Study text:

Although I still have not produced any home-made chevre, I generally have quite a lot of cultured goats-milk goodness in the fridge's cheesebox. Due to various gala cooking projects of late - and despite the efficiency of my Smartyphone shopping app - I found myself over the weekend in possession of one and one-half pounds of delicious tangy buches waiting patiently for some imaginative application to come their way.
Cheesecake!
We all like a big slab of cheesecake a chez Fractured Amy - Sir, particularly, is a fan. But we disagree on the small matter of what a cheesecake actually is.
Sir was raised on what I think of as the English version of the confection, which is made from a variety of soft cheeses, set with *shudder* gelatin, and covered with a thick layer of red fruit set with cornstarch. The result is fairly sweet, though light and creamy - more a rich mousse than anything else.
To me, there is only one cheesecake on the planet, which I have often made in my own kitchen when my budget and waistline allowed. The recipe may be found in Marquis and Haskell's Cheese Book, although the cheesecake itself is purported to be the one made famous at the redoubtable Lindy's Restaurant in NYC. The procedure (I acquired my copy in 1986 and it is now yellow with age) calls for two and one-half pounds of cream cheese, five eggs (with two additional yolks), heavy cream, lots of sugar, and a heavenly cookie crust. With a bit of grated orange and lemon zest added to the batter, it is the nec plus ultra of baked cheesecakes: rich, creamy, four inches tall, and - let's not kid ourselves - dense as a brick.

Dataset entries:

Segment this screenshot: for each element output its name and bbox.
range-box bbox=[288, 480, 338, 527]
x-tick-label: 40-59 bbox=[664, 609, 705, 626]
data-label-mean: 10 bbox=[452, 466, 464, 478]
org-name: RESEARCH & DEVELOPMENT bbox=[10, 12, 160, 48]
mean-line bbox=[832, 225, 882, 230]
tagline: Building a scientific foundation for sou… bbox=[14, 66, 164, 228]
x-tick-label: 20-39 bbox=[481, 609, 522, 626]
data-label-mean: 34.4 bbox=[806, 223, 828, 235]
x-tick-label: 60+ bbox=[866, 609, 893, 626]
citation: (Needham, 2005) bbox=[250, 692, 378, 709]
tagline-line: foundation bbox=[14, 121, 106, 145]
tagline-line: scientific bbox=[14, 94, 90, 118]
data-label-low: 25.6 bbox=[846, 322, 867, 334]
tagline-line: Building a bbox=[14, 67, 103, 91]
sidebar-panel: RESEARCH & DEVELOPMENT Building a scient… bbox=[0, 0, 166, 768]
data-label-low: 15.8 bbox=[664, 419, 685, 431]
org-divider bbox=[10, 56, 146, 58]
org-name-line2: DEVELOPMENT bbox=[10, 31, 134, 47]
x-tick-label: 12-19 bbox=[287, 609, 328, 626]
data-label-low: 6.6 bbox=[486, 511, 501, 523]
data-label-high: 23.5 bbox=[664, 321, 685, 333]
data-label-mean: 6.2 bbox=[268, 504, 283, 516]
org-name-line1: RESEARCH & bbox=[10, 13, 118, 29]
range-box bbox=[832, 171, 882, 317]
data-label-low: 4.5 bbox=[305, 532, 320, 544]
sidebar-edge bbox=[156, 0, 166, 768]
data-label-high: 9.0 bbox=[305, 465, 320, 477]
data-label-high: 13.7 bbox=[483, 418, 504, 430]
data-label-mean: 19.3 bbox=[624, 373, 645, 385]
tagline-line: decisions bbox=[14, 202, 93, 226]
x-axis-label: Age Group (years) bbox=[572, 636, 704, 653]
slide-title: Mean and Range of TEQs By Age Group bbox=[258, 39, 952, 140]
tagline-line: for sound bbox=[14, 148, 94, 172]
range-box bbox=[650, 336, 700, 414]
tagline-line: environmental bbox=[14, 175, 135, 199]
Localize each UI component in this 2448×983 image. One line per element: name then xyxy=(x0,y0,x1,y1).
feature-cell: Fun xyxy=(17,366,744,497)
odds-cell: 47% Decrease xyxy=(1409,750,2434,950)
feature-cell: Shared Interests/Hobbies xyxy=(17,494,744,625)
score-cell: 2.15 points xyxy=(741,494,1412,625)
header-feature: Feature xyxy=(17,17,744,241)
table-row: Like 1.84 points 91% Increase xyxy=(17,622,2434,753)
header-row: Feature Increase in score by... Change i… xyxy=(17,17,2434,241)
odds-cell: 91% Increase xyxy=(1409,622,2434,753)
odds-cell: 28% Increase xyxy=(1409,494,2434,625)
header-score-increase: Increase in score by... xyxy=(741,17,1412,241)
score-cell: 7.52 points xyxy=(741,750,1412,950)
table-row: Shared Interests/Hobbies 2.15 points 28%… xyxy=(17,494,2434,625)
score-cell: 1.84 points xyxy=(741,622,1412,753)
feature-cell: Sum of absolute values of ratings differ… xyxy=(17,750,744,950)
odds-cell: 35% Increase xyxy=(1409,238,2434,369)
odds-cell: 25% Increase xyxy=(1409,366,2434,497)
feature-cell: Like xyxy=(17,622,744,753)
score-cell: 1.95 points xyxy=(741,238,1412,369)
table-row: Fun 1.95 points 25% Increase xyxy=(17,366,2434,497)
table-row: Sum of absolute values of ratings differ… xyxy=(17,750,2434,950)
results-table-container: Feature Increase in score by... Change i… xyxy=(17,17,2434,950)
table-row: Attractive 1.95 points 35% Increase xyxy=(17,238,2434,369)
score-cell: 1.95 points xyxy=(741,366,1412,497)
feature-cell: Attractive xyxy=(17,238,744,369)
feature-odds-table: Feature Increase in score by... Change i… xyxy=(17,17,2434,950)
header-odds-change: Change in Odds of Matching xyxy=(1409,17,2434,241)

Assignment:
Continue the goat-cheese cheesecake text from where it stops.

Exercise response:
Why not try to make a baked cheesecake with all my lovely fresh goat's cheese? Since Sir was due to be jetting off to sunny California this week, I didn't want to commit myself to a whole nine-inch cake. Fortunately, I had in the cupboard a five-inch springform pan, bought ages and ages ago for some reason now lost to the mists of time. A perfect size for a few small slices to wish Sir a bon voyage with maybe a bit left over for breakfast in the days to follow.
The only problematic parts of the recipe were the three tablespoons of flour (not much, when all is said and done, and I reasoned I could use cornstarch instead) and the gluten-rich cookie crust. But really, I asked myself, what is the point of a cheesecake's crust anyway? A baked cheesecake is quite sturdy on its own and really needs no structural support. I reasoned chopped nuts bound together with melted butter would provide a nice crunch and toasty-tasting complement to the sweet cheese. I found some hazelnuts in the freezer (left over from my praline milk jam adventure, I think) and set to work.
This is what I did to make Cheesecake That Gets Your Goat.
I buttered a five-inch springform pan and lined its bottom and sides with silicon parchment.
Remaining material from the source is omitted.